◆ EXERCISE OBJECTIVE:
Find how many lines in the material contain "fill"; your answer should be that number alone.

◆ GIVEN RECORDS:
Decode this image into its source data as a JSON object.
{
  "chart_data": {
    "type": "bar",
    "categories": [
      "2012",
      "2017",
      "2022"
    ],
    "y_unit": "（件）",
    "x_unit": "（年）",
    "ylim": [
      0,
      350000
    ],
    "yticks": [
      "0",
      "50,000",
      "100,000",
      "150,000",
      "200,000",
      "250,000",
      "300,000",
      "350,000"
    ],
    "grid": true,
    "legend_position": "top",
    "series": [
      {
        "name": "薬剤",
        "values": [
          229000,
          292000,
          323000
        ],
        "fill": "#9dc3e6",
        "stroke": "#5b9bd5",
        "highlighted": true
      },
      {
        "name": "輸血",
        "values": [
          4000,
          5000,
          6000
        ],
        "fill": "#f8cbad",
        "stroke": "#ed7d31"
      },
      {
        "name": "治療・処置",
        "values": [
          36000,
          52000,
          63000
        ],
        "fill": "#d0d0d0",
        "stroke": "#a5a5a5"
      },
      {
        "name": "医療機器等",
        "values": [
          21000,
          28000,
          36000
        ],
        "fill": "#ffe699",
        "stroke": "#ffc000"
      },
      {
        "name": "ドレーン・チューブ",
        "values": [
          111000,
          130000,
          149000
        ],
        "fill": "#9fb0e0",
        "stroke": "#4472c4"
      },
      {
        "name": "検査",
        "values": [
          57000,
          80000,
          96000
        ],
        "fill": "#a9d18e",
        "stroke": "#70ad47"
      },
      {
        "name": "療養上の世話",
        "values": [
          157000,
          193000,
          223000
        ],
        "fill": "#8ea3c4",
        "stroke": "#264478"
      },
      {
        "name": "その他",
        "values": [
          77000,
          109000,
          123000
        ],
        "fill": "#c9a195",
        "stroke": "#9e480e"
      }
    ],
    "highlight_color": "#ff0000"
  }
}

◆ SOLUTION TO THIS PROBLEM:
8